PROBLEM REQUIREMENTS -> Continue the news excerpt about the murder of Boris Nemtsov from the point where it stops.

Four shots, expertly placed. A perfectly timed getaway car. Nearby security cameras turned off “for repair.”

The murder of prominent Russian opposition leader Boris Nemtsov, say CIA veterans, many with long experience in Moscow, was obviously a professional job, inspired, if not explicitly ordered, by Russian President Vladimir Putin.

Putin’s allies and Russian-controlled media, rejecting any state hand in the affair, have floated a variety of alternate villains responsible for the murder of Nemtsov, a former deputy prime minister and an outspoken critic of Russia’s annexation of Crimea. They range from fellow reformers who wanted to create “a martyr” to personal rivals to “fascists” in Ukraine.

CIA veterans with long experience with Russia were having none of it. Nearly all spoke only on terms of anonymity to discuss such sensitive issues.

“Clearly the Putin government either ordered this, or accepted it, as in the case of Thomas Becket – ‘Will no one rid me of this turbulent priest?’” says one former top CIA operative, alluding to the plea attributed to Henry II, England’s 12th-century monarch, for someone to kill the archbishop of Canterbury.

The absence of any nearby close-circuit video recordings of Nemtsov’s murder, which occurred just a few hundreds yards outside a Kremlin wall just after midnight on Friday, Feb. 28, also suggests official complicity in the crime, he and other CIA veterans say.

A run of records
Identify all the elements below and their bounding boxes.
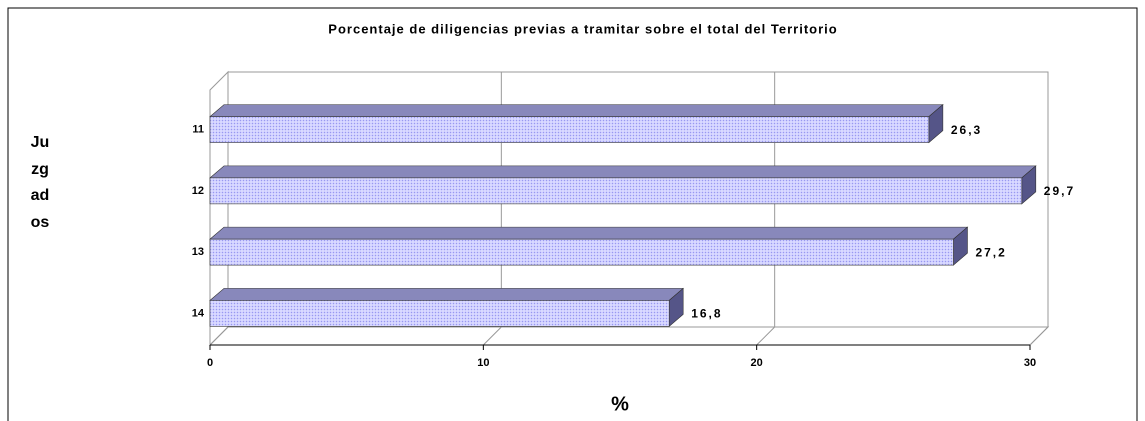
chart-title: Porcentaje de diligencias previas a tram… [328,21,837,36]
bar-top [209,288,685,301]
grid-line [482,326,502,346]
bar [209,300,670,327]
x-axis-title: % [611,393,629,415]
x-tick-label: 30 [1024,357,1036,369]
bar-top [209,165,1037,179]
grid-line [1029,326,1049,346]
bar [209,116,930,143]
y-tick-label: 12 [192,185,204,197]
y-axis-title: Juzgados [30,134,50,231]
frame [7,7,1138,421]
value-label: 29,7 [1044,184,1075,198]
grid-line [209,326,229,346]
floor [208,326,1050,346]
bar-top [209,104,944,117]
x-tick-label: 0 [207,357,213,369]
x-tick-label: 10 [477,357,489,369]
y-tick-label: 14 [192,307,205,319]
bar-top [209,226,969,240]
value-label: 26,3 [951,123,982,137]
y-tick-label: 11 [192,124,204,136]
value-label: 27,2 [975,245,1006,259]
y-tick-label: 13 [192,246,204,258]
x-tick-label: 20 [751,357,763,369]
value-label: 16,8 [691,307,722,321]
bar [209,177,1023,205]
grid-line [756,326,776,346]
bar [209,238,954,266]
...
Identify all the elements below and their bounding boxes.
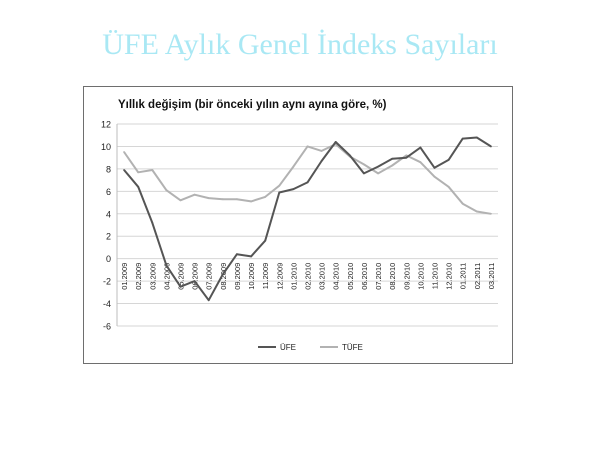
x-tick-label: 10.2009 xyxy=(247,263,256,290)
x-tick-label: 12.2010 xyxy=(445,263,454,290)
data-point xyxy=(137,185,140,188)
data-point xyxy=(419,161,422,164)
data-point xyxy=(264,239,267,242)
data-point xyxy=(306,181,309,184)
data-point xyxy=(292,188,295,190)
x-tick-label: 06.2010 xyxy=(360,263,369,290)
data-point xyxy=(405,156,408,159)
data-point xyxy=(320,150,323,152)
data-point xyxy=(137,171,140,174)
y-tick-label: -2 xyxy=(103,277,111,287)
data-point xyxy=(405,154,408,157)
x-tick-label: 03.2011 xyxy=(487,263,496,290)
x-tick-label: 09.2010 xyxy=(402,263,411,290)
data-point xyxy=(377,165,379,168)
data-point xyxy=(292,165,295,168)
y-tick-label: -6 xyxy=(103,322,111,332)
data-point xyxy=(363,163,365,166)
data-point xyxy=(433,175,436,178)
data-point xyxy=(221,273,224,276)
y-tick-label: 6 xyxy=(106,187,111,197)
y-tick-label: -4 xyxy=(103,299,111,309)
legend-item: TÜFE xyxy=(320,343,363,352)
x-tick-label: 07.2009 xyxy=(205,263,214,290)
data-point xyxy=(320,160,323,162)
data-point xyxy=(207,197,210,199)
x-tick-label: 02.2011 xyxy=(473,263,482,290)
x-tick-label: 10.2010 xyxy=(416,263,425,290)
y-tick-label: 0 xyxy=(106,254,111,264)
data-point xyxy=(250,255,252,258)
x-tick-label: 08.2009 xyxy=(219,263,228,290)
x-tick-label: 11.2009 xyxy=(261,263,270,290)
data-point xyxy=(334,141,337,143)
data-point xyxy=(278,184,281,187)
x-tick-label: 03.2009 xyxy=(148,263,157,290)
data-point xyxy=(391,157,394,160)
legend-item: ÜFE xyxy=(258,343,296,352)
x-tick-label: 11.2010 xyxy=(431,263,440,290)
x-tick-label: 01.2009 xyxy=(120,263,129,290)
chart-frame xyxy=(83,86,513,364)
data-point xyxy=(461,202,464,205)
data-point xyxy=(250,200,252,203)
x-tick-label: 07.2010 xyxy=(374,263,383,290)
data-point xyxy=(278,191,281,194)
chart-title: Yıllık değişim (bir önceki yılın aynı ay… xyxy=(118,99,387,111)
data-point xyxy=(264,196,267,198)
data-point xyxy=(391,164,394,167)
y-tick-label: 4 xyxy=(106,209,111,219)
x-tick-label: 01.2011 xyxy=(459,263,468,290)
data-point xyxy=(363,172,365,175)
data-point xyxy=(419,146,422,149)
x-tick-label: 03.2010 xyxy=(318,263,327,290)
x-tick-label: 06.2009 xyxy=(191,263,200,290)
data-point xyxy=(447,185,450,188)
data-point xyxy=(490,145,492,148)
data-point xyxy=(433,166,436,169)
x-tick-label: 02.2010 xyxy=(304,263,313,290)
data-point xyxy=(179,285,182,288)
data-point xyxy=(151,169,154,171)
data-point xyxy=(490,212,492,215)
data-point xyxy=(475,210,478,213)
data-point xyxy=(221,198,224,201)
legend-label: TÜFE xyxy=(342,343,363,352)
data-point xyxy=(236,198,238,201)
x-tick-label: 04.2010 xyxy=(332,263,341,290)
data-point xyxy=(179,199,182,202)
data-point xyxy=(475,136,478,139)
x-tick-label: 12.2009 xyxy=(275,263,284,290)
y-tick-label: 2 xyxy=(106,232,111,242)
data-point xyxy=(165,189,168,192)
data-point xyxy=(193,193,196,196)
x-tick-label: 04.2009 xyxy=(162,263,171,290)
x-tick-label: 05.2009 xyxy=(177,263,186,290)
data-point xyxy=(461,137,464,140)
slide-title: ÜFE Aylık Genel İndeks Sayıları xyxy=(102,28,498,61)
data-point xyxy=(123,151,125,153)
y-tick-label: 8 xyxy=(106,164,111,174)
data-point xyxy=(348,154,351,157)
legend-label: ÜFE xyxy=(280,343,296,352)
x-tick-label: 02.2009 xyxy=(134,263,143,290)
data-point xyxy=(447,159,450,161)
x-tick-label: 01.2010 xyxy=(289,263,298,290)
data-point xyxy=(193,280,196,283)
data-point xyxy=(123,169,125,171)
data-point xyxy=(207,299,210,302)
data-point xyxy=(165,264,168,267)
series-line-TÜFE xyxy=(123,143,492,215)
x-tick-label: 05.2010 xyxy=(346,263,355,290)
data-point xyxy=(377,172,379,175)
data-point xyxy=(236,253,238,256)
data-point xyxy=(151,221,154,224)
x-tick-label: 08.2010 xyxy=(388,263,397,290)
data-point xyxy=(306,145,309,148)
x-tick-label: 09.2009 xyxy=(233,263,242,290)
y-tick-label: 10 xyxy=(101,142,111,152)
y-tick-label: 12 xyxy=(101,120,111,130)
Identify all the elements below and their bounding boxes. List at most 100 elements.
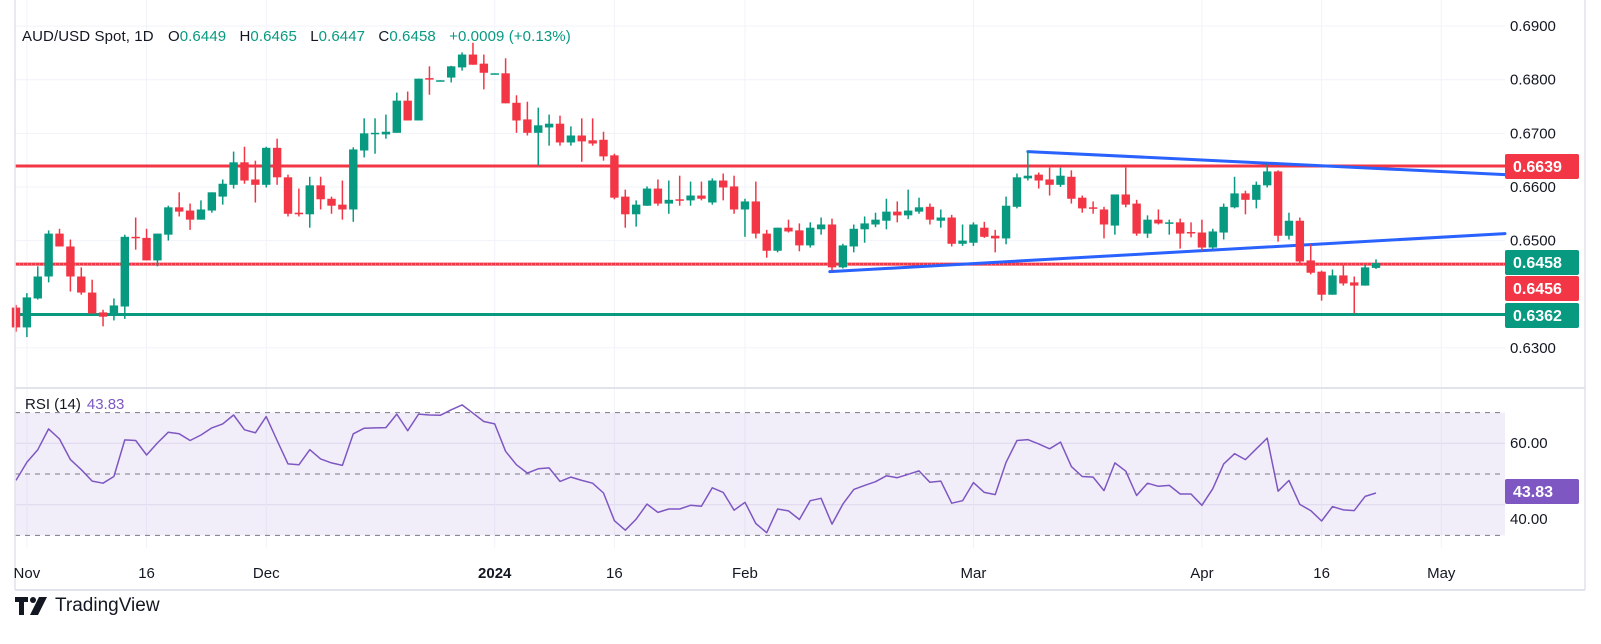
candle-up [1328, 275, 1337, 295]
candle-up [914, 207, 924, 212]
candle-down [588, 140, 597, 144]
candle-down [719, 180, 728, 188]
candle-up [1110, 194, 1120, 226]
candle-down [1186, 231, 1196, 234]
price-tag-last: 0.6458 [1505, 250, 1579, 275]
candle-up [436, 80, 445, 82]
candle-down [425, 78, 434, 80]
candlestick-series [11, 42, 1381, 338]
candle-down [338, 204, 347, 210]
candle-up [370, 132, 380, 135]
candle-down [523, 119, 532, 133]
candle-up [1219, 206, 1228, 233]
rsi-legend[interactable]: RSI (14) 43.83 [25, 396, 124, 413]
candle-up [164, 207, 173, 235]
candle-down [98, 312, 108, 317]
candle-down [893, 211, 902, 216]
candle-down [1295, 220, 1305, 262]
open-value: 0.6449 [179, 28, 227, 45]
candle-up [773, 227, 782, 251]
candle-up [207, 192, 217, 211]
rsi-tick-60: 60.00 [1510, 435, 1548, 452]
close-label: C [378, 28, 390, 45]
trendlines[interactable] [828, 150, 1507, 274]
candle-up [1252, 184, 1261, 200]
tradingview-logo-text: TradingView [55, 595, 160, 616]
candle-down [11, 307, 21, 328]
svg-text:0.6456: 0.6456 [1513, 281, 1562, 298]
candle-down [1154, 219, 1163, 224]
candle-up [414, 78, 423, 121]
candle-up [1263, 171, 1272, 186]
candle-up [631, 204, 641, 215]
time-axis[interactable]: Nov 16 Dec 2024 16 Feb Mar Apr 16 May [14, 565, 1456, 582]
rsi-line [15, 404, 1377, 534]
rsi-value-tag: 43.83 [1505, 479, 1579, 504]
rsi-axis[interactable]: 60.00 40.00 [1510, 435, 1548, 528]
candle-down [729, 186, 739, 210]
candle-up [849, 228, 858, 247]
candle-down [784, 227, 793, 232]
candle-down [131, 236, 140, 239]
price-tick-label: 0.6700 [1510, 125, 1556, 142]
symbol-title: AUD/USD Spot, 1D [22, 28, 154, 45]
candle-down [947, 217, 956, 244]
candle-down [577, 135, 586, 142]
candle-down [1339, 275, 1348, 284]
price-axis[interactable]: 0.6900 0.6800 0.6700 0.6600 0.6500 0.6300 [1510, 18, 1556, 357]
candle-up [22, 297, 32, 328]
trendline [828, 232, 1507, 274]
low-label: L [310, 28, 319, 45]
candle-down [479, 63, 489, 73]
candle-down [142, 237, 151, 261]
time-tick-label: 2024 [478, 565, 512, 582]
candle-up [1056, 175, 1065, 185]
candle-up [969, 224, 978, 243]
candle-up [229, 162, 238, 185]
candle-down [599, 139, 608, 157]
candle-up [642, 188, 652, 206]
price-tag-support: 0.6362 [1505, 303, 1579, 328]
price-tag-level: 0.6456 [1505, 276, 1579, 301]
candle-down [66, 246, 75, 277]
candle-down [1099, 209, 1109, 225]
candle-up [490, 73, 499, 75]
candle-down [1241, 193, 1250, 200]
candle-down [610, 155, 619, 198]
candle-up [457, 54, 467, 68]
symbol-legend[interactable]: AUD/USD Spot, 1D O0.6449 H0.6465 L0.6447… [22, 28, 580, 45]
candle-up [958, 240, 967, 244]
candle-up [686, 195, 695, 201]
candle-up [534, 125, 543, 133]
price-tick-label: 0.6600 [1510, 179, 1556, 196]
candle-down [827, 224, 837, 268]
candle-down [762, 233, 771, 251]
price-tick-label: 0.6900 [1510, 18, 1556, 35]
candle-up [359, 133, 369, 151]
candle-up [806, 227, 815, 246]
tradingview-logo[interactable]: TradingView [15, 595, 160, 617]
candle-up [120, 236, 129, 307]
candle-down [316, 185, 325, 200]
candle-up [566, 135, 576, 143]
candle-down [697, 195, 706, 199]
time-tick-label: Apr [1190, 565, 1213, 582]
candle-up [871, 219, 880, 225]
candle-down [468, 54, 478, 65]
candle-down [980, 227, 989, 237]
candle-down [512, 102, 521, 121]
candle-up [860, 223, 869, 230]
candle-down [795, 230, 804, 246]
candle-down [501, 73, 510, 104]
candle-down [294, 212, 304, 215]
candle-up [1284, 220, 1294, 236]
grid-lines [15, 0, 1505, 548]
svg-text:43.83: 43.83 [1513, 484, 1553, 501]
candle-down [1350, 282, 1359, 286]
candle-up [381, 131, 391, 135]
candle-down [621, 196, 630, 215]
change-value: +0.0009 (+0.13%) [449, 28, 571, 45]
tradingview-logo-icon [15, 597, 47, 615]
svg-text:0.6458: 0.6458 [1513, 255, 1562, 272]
...
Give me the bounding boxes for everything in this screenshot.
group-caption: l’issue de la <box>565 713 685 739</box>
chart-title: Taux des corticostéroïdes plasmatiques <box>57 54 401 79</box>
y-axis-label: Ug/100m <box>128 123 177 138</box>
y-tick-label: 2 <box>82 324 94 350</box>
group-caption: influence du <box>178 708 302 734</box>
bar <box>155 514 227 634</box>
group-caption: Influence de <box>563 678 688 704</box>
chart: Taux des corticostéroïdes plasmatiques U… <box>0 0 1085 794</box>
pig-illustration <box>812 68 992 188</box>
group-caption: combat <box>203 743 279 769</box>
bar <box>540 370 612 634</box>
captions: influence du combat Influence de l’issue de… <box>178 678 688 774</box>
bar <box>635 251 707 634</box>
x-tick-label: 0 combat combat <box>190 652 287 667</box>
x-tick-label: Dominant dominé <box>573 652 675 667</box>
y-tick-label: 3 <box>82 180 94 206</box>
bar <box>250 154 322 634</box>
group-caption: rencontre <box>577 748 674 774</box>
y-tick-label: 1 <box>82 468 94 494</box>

TASK ANSWER ->
Government-controlled media has said that all the nearby security cameras were turned off for repairs or pointed the wrong way when Nemtsov was killed by a lone gunman, who then jumped into a passing car and sped off.

Only a grainy, long distance video of the murder, taken from a close circuit security camera far across the Moscow river has surfaced, on city-owned Channel 3. The scene was further obscured by a snow-removal truck that stopped near the 55-year-old Nemtsov, who was walking across the Great Moskvoretsky Bridge with his 23-year-old girlfriend, Ukrainian model Anna Duritskaya. She was not injured in the shooting.

The  area is usually swarming with military and police personnel, says former Deputy CIA Director John McLaughlin. “This part of Moscow, the vicinity of Red Square, is undoubtedly crawling with security personnel, so it's hard to believe that this single grainy video is the primary piece of forensic data available to the authorities,” he says.

The Russians also possess cutting-edge facial recognition technology—the better to identify anti-government protesters, who are under constant surveillance, one of the former operative says. “If I were to hazard a guess, the Putin government figured that no one would believe that no video records existed—so they pawned off this low quality one as the only one available but not good enough for identification purposes.”

“[T]here must be hundreds of CCTV cameras covering every yard of Kremlin perimeter,” says another former CIA operative, who had extensive experience dodging Russian counterspies during the Putin era. “There are probably multiple control rooms covering different sectors. It's preposterous that all of them would be off for repairs at the same time.”

Colin Thompson, a top, Cold War-era CIA Russian expert, agrees with the the cover-up narrative. “The Russian government probably is suppressing any film it has of the incident and can argue that the films are potential evidence and thus not releasable to the public,” he tells Newsweek. “Unfortunately, [it’s] a legitimate position. Not that Putin needs one.”  A CIA spokesman declined "any guidance or comment” on the Nemtsov affair.

“The grainy footage of what they say is the moment of the attack,” one of the former operatives adds, “is interesting.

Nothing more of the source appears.